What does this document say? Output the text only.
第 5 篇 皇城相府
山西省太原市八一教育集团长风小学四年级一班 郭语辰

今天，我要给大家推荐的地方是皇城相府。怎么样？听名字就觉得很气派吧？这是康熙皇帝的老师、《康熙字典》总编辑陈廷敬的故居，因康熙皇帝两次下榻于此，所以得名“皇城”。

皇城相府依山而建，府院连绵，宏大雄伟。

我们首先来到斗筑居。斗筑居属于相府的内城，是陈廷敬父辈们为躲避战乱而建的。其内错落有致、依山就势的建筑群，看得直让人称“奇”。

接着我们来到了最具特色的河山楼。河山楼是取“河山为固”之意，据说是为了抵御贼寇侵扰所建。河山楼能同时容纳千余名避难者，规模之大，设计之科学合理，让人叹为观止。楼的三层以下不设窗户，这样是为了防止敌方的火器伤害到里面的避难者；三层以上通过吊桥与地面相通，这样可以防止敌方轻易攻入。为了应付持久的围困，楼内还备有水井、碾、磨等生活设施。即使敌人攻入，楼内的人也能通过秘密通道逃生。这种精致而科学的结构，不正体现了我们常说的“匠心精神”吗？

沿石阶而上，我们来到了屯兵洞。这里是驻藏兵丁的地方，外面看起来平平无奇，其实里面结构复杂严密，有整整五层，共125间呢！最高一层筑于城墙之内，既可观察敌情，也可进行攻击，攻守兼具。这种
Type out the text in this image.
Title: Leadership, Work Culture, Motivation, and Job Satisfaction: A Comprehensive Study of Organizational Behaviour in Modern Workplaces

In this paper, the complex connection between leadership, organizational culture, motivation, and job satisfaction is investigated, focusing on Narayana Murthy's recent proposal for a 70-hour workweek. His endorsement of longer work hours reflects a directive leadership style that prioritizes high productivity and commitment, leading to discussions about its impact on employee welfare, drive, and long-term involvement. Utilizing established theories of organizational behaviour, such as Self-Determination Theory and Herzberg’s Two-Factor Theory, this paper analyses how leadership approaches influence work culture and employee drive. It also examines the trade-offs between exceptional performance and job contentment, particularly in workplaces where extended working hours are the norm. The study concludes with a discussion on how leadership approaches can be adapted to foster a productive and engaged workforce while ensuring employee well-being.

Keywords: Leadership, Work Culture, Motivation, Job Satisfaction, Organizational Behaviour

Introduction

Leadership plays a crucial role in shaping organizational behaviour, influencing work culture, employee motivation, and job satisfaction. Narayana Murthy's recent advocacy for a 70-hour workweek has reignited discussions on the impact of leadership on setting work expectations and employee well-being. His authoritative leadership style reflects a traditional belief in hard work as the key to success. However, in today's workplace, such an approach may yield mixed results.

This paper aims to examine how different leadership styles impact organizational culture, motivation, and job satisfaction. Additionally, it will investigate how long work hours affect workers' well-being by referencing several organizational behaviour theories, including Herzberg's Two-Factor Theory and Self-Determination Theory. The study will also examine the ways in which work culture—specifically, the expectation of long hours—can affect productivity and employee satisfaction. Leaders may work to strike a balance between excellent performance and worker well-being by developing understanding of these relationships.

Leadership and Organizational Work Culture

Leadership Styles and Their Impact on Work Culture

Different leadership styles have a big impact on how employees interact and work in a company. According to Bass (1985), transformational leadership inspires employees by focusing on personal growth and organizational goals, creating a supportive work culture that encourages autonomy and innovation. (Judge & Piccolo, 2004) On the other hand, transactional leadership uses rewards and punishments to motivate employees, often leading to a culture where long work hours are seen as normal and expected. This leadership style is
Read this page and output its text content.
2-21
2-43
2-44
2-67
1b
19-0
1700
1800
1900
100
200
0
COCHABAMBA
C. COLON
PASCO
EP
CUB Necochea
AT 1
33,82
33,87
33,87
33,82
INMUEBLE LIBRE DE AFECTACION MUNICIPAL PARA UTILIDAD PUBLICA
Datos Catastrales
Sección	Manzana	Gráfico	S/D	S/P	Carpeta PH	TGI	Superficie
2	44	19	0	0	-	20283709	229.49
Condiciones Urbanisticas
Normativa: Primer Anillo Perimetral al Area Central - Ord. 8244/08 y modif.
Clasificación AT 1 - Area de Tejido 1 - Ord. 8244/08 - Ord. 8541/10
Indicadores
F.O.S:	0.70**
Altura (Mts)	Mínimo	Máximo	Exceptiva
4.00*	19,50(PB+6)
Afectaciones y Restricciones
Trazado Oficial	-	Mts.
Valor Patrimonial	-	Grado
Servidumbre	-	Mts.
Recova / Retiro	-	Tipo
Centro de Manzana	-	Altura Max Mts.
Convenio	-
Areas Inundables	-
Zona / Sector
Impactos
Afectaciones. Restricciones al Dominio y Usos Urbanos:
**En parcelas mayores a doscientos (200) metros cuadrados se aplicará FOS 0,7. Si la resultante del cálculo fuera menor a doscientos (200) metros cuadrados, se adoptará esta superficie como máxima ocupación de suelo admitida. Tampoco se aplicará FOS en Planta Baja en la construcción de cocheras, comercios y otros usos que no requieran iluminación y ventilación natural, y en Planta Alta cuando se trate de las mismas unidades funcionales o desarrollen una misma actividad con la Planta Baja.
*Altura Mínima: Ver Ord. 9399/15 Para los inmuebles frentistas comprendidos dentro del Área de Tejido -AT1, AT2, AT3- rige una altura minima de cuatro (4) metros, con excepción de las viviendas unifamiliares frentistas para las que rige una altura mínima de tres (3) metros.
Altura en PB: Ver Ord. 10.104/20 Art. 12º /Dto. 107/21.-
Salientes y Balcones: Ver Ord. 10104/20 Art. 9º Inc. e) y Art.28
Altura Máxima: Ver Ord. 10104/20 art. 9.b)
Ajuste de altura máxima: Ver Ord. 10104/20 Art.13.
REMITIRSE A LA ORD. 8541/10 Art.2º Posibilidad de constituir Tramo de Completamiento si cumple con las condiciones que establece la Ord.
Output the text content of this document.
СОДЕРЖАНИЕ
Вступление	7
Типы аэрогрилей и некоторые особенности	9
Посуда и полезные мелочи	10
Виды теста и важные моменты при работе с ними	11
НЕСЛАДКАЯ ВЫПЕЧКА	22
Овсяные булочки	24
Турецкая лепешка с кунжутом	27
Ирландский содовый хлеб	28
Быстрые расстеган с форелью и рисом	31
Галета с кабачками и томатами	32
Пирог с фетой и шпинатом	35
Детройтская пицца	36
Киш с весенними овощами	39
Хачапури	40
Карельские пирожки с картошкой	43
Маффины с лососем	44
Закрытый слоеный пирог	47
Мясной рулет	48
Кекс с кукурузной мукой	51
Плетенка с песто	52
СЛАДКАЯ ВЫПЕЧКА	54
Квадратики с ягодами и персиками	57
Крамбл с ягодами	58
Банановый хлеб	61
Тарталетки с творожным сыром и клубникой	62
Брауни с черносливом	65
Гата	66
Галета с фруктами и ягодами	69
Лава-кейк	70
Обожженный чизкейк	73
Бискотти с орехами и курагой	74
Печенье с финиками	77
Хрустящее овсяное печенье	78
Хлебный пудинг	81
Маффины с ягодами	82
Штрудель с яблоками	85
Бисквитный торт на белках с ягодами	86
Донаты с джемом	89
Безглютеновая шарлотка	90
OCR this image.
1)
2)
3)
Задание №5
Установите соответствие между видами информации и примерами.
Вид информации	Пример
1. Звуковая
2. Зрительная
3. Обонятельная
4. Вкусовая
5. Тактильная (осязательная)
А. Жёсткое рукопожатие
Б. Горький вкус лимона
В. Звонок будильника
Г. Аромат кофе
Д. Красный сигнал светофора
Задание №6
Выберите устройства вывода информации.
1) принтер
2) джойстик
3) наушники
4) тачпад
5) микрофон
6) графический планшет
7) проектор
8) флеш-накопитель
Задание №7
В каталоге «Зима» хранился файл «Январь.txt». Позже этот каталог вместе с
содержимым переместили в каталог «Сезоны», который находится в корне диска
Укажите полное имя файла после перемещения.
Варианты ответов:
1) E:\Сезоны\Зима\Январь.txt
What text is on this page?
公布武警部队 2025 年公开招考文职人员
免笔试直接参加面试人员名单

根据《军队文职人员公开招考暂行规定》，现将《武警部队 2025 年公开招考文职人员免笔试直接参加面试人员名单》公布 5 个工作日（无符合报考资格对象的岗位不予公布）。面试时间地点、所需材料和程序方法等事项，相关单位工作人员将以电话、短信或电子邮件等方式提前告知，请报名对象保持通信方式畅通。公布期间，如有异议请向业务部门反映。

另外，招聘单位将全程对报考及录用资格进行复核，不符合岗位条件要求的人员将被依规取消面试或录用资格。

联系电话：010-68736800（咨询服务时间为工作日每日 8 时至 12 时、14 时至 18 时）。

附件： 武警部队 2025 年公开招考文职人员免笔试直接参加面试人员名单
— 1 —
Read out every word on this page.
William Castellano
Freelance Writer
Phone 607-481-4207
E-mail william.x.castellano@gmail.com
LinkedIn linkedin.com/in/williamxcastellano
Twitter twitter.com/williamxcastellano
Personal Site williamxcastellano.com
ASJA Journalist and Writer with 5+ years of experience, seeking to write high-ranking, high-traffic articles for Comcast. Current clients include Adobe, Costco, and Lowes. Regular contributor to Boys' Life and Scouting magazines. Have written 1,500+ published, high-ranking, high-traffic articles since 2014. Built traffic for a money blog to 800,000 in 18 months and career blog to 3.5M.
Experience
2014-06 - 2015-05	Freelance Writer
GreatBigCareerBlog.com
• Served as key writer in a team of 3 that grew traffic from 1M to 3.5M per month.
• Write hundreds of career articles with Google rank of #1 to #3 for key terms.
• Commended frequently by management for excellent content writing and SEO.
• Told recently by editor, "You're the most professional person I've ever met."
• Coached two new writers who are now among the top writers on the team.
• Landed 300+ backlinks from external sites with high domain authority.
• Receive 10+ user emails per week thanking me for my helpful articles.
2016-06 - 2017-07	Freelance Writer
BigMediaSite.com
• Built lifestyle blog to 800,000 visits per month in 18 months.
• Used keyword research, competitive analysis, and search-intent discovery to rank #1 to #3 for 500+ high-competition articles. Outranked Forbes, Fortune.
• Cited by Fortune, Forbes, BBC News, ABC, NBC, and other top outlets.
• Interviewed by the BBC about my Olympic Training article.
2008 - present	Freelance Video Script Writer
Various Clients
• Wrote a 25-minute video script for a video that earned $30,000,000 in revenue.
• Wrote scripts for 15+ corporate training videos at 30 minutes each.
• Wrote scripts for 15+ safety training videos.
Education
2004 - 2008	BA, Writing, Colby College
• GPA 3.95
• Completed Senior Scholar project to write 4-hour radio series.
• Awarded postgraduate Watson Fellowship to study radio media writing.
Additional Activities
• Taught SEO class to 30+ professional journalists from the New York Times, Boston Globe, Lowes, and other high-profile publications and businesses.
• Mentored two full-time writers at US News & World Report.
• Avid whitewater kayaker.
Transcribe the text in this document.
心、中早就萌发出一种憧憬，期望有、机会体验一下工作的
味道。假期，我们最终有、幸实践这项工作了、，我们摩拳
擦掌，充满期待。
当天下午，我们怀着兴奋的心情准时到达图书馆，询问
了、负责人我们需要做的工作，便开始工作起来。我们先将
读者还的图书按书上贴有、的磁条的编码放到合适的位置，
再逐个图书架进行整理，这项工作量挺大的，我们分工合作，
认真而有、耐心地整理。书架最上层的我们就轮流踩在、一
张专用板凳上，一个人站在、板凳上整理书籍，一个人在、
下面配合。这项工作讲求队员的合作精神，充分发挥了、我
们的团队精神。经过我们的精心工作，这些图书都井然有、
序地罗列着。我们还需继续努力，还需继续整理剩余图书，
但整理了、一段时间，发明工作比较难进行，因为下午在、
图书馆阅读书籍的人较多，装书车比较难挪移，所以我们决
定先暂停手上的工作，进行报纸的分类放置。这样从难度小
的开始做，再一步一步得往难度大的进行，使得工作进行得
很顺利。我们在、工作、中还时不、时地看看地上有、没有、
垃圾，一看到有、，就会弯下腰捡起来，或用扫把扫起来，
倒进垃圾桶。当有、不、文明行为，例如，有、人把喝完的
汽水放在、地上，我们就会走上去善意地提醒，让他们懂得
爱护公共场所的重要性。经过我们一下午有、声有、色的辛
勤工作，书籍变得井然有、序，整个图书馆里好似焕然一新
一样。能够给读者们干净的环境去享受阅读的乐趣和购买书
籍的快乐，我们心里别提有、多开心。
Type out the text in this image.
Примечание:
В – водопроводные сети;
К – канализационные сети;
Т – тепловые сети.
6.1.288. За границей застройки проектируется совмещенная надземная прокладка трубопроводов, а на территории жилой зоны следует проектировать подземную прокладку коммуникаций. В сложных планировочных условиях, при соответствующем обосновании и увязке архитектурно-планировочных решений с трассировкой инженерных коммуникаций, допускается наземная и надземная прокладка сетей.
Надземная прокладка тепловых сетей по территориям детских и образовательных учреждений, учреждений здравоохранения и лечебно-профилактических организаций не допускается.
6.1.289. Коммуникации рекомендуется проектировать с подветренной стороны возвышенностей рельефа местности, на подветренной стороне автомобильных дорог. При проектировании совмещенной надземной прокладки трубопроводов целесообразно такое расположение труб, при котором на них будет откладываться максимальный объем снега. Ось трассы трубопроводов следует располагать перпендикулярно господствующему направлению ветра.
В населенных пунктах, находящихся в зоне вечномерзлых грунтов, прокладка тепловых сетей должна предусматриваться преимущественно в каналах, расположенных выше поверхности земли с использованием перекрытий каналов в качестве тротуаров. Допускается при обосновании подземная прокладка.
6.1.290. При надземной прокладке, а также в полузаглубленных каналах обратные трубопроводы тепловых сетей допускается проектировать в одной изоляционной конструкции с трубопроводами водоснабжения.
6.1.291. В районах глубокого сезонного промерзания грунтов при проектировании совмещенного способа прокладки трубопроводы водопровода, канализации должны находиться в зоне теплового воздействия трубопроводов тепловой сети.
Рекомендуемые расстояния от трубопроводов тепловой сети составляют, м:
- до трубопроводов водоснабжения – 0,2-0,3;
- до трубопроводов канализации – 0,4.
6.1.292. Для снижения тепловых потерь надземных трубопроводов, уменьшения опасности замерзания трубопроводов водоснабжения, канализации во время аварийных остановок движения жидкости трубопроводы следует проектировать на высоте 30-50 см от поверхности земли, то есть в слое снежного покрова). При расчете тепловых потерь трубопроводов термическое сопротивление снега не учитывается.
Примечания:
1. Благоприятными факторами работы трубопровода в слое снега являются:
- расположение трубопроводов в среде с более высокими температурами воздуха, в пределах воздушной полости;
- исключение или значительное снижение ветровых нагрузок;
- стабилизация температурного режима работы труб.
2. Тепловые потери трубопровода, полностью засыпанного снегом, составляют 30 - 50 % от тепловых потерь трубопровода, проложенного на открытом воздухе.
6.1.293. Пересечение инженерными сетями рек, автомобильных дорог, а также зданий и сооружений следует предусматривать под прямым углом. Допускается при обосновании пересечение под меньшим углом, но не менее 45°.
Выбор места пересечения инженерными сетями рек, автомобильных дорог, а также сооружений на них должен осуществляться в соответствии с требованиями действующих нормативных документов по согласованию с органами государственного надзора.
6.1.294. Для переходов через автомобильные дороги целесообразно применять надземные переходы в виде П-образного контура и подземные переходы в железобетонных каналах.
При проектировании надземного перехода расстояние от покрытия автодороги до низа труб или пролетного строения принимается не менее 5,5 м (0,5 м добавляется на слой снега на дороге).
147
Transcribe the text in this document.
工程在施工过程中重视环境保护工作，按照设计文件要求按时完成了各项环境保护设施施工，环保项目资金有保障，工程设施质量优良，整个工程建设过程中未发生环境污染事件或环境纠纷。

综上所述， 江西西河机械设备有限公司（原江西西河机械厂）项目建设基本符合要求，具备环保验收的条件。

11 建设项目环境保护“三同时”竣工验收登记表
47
·····
Give only the number of lines in the records that contain the string "ВЫПЕЧКА".

The result
2